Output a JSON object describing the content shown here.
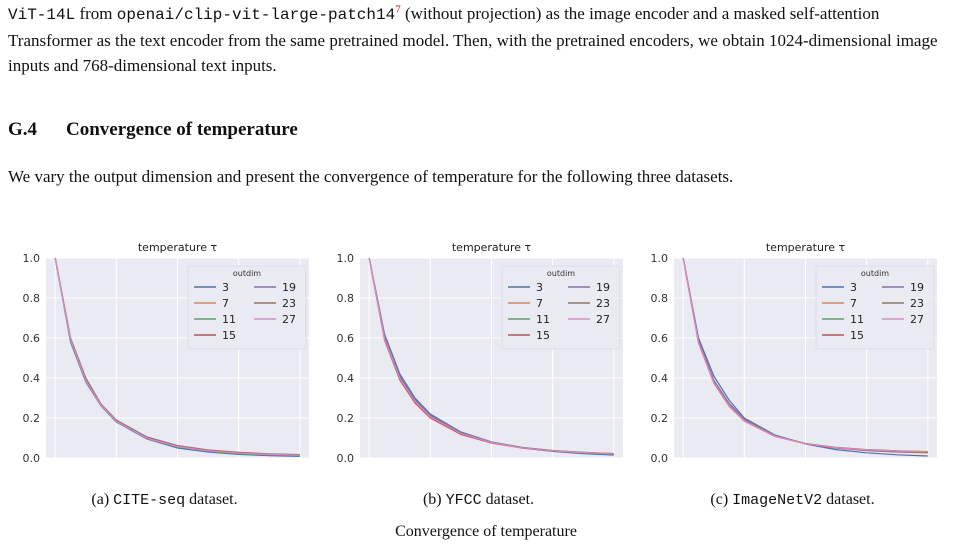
{
  "paragraph1": {
    "code1": "ViT-14L",
    "t1": " from ",
    "code2": "openai/clip-vit-large-patch14",
    "footnote": "7",
    "t2": " (without projection) as the image encoder and a masked self-attention Transformer as the text encoder from the same pretrained model. Then, with the pretrained encoders, we obtain 1024-dimensional image inputs and 768-dimensional text inputs."
  },
  "section": {
    "number": "G.4",
    "title": "Convergence of temperature"
  },
  "paragraph2": "We vary the output dimension and present the convergence of temperature for the following three datasets.",
  "colors": {
    "plot_bg": "#eaeaf2",
    "grid": "#ffffff",
    "3": "#4c72b0",
    "7": "#dd8452",
    "11": "#55a868",
    "15": "#c44e52",
    "19": "#8172b3",
    "23": "#937860",
    "27": "#da8bc3"
  },
  "figures": [
    {
      "caption_prefix": "(a) ",
      "caption_code": "CITE-seq",
      "caption_suffix": " dataset."
    },
    {
      "caption_prefix": "(b) ",
      "caption_code": "YFCC",
      "caption_suffix": " dataset."
    },
    {
      "caption_prefix": "(c) ",
      "caption_code": "ImageNetV2",
      "caption_suffix": " dataset."
    }
  ],
  "bottom_caption": "Convergence of temperature",
  "chart_data": [
    {
      "type": "line",
      "title": "temperature τ",
      "xlabel": "",
      "ylabel": "",
      "xlim": [
        -30,
        830
      ],
      "ylim": [
        0,
        1.0
      ],
      "xticks": [
        0,
        200,
        400,
        600,
        800
      ],
      "yticks": [
        0.0,
        0.2,
        0.4,
        0.6,
        0.8,
        1.0
      ],
      "grid": true,
      "legend": {
        "title": "outdim",
        "placement": "top-right",
        "columns": 2
      },
      "x": [
        0,
        50,
        100,
        150,
        200,
        300,
        400,
        500,
        600,
        700,
        800
      ],
      "series": [
        {
          "name": "3",
          "values": [
            1.0,
            0.58,
            0.38,
            0.26,
            0.18,
            0.095,
            0.05,
            0.03,
            0.018,
            0.012,
            0.008
          ]
        },
        {
          "name": "7",
          "values": [
            1.0,
            0.59,
            0.39,
            0.26,
            0.185,
            0.1,
            0.058,
            0.036,
            0.024,
            0.018,
            0.014
          ]
        },
        {
          "name": "11",
          "values": [
            1.0,
            0.585,
            0.385,
            0.262,
            0.182,
            0.098,
            0.055,
            0.034,
            0.022,
            0.016,
            0.012
          ]
        },
        {
          "name": "15",
          "values": [
            1.0,
            0.6,
            0.4,
            0.27,
            0.19,
            0.105,
            0.062,
            0.04,
            0.028,
            0.021,
            0.017
          ]
        },
        {
          "name": "19",
          "values": [
            1.0,
            0.6,
            0.395,
            0.268,
            0.188,
            0.103,
            0.06,
            0.038,
            0.026,
            0.02,
            0.015
          ]
        },
        {
          "name": "23",
          "values": [
            1.0,
            0.595,
            0.39,
            0.265,
            0.186,
            0.1,
            0.058,
            0.037,
            0.025,
            0.019,
            0.015
          ]
        },
        {
          "name": "27",
          "values": [
            1.0,
            0.592,
            0.388,
            0.264,
            0.184,
            0.099,
            0.057,
            0.036,
            0.024,
            0.018,
            0.014
          ]
        }
      ]
    },
    {
      "type": "line",
      "title": "temperature τ",
      "xlabel": "",
      "ylabel": "",
      "xlim": [
        -30,
        830
      ],
      "ylim": [
        0,
        1.0
      ],
      "xticks": [
        0,
        200,
        400,
        600,
        800
      ],
      "yticks": [
        0.0,
        0.2,
        0.4,
        0.6,
        0.8,
        1.0
      ],
      "grid": true,
      "legend": {
        "title": "outdim",
        "placement": "top-right",
        "columns": 2
      },
      "x": [
        0,
        50,
        100,
        150,
        200,
        300,
        400,
        500,
        600,
        700,
        800
      ],
      "series": [
        {
          "name": "3",
          "values": [
            1.0,
            0.62,
            0.42,
            0.3,
            0.22,
            0.13,
            0.08,
            0.05,
            0.033,
            0.022,
            0.015
          ]
        },
        {
          "name": "7",
          "values": [
            1.0,
            0.6,
            0.4,
            0.285,
            0.21,
            0.125,
            0.078,
            0.052,
            0.037,
            0.028,
            0.022
          ]
        },
        {
          "name": "11",
          "values": [
            1.0,
            0.605,
            0.405,
            0.29,
            0.212,
            0.126,
            0.079,
            0.052,
            0.036,
            0.026,
            0.02
          ]
        },
        {
          "name": "15",
          "values": [
            1.0,
            0.59,
            0.39,
            0.275,
            0.2,
            0.118,
            0.075,
            0.05,
            0.036,
            0.027,
            0.022
          ]
        },
        {
          "name": "19",
          "values": [
            1.0,
            0.61,
            0.41,
            0.292,
            0.215,
            0.128,
            0.08,
            0.053,
            0.037,
            0.027,
            0.021
          ]
        },
        {
          "name": "23",
          "values": [
            1.0,
            0.6,
            0.4,
            0.285,
            0.208,
            0.124,
            0.078,
            0.052,
            0.037,
            0.028,
            0.022
          ]
        },
        {
          "name": "27",
          "values": [
            1.0,
            0.598,
            0.398,
            0.283,
            0.206,
            0.122,
            0.077,
            0.051,
            0.036,
            0.027,
            0.021
          ]
        }
      ]
    },
    {
      "type": "line",
      "title": "temperature τ",
      "xlabel": "",
      "ylabel": "",
      "xlim": [
        -30,
        830
      ],
      "ylim": [
        0,
        1.0
      ],
      "xticks": [
        0,
        200,
        400,
        600,
        800
      ],
      "yticks": [
        0.0,
        0.2,
        0.4,
        0.6,
        0.8,
        1.0
      ],
      "grid": true,
      "legend": {
        "title": "outdim",
        "placement": "top-right",
        "columns": 2
      },
      "x": [
        0,
        50,
        100,
        150,
        200,
        300,
        400,
        500,
        600,
        700,
        800
      ],
      "series": [
        {
          "name": "3",
          "values": [
            1.0,
            0.6,
            0.41,
            0.29,
            0.2,
            0.115,
            0.07,
            0.042,
            0.026,
            0.016,
            0.01
          ]
        },
        {
          "name": "7",
          "values": [
            1.0,
            0.58,
            0.38,
            0.265,
            0.19,
            0.11,
            0.072,
            0.052,
            0.04,
            0.034,
            0.03
          ]
        },
        {
          "name": "11",
          "values": [
            1.0,
            0.585,
            0.385,
            0.27,
            0.192,
            0.112,
            0.072,
            0.05,
            0.038,
            0.031,
            0.027
          ]
        },
        {
          "name": "15",
          "values": [
            1.0,
            0.575,
            0.375,
            0.26,
            0.185,
            0.108,
            0.072,
            0.053,
            0.042,
            0.036,
            0.032
          ]
        },
        {
          "name": "19",
          "values": [
            1.0,
            0.59,
            0.39,
            0.274,
            0.195,
            0.113,
            0.072,
            0.05,
            0.037,
            0.03,
            0.026
          ]
        },
        {
          "name": "23",
          "values": [
            1.0,
            0.582,
            0.382,
            0.267,
            0.19,
            0.11,
            0.071,
            0.051,
            0.039,
            0.032,
            0.028
          ]
        },
        {
          "name": "27",
          "values": [
            1.0,
            0.578,
            0.378,
            0.263,
            0.187,
            0.109,
            0.071,
            0.052,
            0.041,
            0.035,
            0.031
          ]
        }
      ]
    }
  ]
}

= = = = = = =

**Directions for this task:** Omit every picture, and otherwise quote the entries exactly.

**Solution for this exercise:**
Output a JSON object describing the content shown here.
{
  "paragraph1": {
    "code1": "ViT-14L",
    "t1": " from ",
    "code2": "openai/clip-vit-large-patch14",
    "footnote": "7",
    "t2": " (without projection) as the image encoder and a masked self-attention Transformer as the text encoder from the same pretrained model. Then, with the pretrained encoders, we obtain 1024-dimensional image inputs and 768-dimensional text inputs."
  },
  "section": {
    "number": "G.4",
    "title": "Convergence of temperature"
  },
  "paragraph2": "We vary the output dimension and present the convergence of temperature for the following three datasets.",
  "colors": {
    "plot_bg": "#eaeaf2",
    "grid": "#ffffff",
    "3": "#4c72b0",
    "7": "#dd8452",
    "11": "#55a868",
    "15": "#c44e52",
    "19": "#8172b3",
    "23": "#937860",
    "27": "#da8bc3"
  },
  "figures": [
    {
      "caption_prefix": "(a) ",
      "caption_code": "CITE-seq",
      "caption_suffix": " dataset."
    },
    {
      "caption_prefix": "(b) ",
      "caption_code": "YFCC",
      "caption_suffix": " dataset."
    },
    {
      "caption_prefix": "(c) ",
      "caption_code": "ImageNetV2",
      "caption_suffix": " dataset."
    }
  ],
  "bottom_caption": "Convergence of temperature",
  "chart_data": [
    {
      "type": "line",
      "title": "temperature τ",
      "xlabel": "",
      "ylabel": "",
      "xlim": [
        -30,
        830
      ],
      "ylim": [
        0,
        1.0
      ],
      "xticks": [
        0,
        200,
        400,
        600,
        800
      ],
      "yticks": [
        0.0,
        0.2,
        0.4,
        0.6,
        0.8,
        1.0
      ],
      "grid": true,
      "legend": {
        "title": "outdim",
        "placement": "top-right",
        "columns": 2
      },
      "x": [
        0,
        50,
        100,
        150,
        200,
        300,
        400,
        500,
        600,
        700,
        800
      ],
      "series": [
        {
          "name": "3",
          "values": [
            1.0,
            0.58,
            0.38,
            0.26,
            0.18,
            0.095,
            0.05,
            0.03,
            0.018,
            0.012,
            0.008
          ]
        },
        {
          "name": "7",
          "values": [
            1.0,
            0.59,
            0.39,
            0.26,
            0.185,
            0.1,
            0.058,
            0.036,
            0.024,
            0.018,
            0.014
          ]
        },
        {
          "name": "11",
          "values": [
            1.0,
            0.585,
            0.385,
            0.262,
            0.182,
            0.098,
            0.055,
            0.034,
            0.022,
            0.016,
            0.012
          ]
        },
        {
          "name": "15",
          "values": [
            1.0,
            0.6,
            0.4,
            0.27,
            0.19,
            0.105,
            0.062,
            0.04,
            0.028,
            0.021,
            0.017
          ]
        },
        {
          "name": "19",
          "values": [
            1.0,
            0.6,
            0.395,
            0.268,
            0.188,
            0.103,
            0.06,
            0.038,
            0.026,
            0.02,
            0.015
          ]
        },
        {
          "name": "23",
          "values": [
            1.0,
            0.595,
            0.39,
            0.265,
            0.186,
            0.1,
            0.058,
            0.037,
            0.025,
            0.019,
            0.015
          ]
        },
        {
          "name": "27",
          "values": [
            1.0,
            0.592,
            0.388,
            0.264,
            0.184,
            0.099,
            0.057,
            0.036,
            0.024,
            0.018,
            0.014
          ]
        }
      ]
    },
    {
      "type": "line",
      "title": "temperature τ",
      "xlabel": "",
      "ylabel": "",
      "xlim": [
        -30,
        830
      ],
      "ylim": [
        0,
        1.0
      ],
      "xticks": [
        0,
        200,
        400,
        600,
        800
      ],
      "yticks": [
        0.0,
        0.2,
        0.4,
        0.6,
        0.8,
        1.0
      ],
      "grid": true,
      "legend": {
        "title": "outdim",
        "placement": "top-right",
        "columns": 2
      },
      "x": [
        0,
        50,
        100,
        150,
        200,
        300,
        400,
        500,
        600,
        700,
        800
      ],
      "series": [
        {
          "name": "3",
          "values": [
            1.0,
            0.62,
            0.42,
            0.3,
            0.22,
            0.13,
            0.08,
            0.05,
            0.033,
            0.022,
            0.015
          ]
        },
        {
          "name": "7",
          "values": [
            1.0,
            0.6,
            0.4,
            0.285,
            0.21,
            0.125,
            0.078,
            0.052,
            0.037,
            0.028,
            0.022
          ]
        },
        {
          "name": "11",
          "values": [
            1.0,
            0.605,
            0.405,
            0.29,
            0.212,
            0.126,
            0.079,
            0.052,
            0.036,
            0.026,
            0.02
          ]
        },
        {
          "name": "15",
          "values": [
            1.0,
            0.59,
            0.39,
            0.275,
            0.2,
            0.118,
            0.075,
            0.05,
            0.036,
            0.027,
            0.022
          ]
        },
        {
          "name": "19",
          "values": [
            1.0,
            0.61,
            0.41,
            0.292,
            0.215,
            0.128,
            0.08,
            0.053,
            0.037,
            0.027,
            0.021
          ]
        },
        {
          "name": "23",
          "values": [
            1.0,
            0.6,
            0.4,
            0.285,
            0.208,
            0.124,
            0.078,
            0.052,
            0.037,
            0.028,
            0.022
          ]
        },
        {
          "name": "27",
          "values": [
            1.0,
            0.598,
            0.398,
            0.283,
            0.206,
            0.122,
            0.077,
            0.051,
            0.036,
            0.027,
            0.021
          ]
        }
      ]
    },
    {
      "type": "line",
      "title": "temperature τ",
      "xlabel": "",
      "ylabel": "",
      "xlim": [
        -30,
        830
      ],
      "ylim": [
        0,
        1.0
      ],
      "xticks": [
        0,
        200,
        400,
        600,
        800
      ],
      "yticks": [
        0.0,
        0.2,
        0.4,
        0.6,
        0.8,
        1.0
      ],
      "grid": true,
      "legend": {
        "title": "outdim",
        "placement": "top-right",
        "columns": 2
      },
      "x": [
        0,
        50,
        100,
        150,
        200,
        300,
        400,
        500,
        600,
        700,
        800
      ],
      "series": [
        {
          "name": "3",
          "values": [
            1.0,
            0.6,
            0.41,
            0.29,
            0.2,
            0.115,
            0.07,
            0.042,
            0.026,
            0.016,
            0.01
          ]
        },
        {
          "name": "7",
          "values": [
            1.0,
            0.58,
            0.38,
            0.265,
            0.19,
            0.11,
            0.072,
            0.052,
            0.04,
            0.034,
            0.03
          ]
        },
        {
          "name": "11",
          "values": [
            1.0,
            0.585,
            0.385,
            0.27,
            0.192,
            0.112,
            0.072,
            0.05,
            0.038,
            0.031,
            0.027
          ]
        },
        {
          "name": "15",
          "values": [
            1.0,
            0.575,
            0.375,
            0.26,
            0.185,
            0.108,
            0.072,
            0.053,
            0.042,
            0.036,
            0.032
          ]
        },
        {
          "name": "19",
          "values": [
            1.0,
            0.59,
            0.39,
            0.274,
            0.195,
            0.113,
            0.072,
            0.05,
            0.037,
            0.03,
            0.026
          ]
        },
        {
          "name": "23",
          "values": [
            1.0,
            0.582,
            0.382,
            0.267,
            0.19,
            0.11,
            0.071,
            0.051,
            0.039,
            0.032,
            0.028
          ]
        },
        {
          "name": "27",
          "values": [
            1.0,
            0.578,
            0.378,
            0.263,
            0.187,
            0.109,
            0.071,
            0.052,
            0.041,
            0.035,
            0.031
          ]
        }
      ]
    }
  ]
}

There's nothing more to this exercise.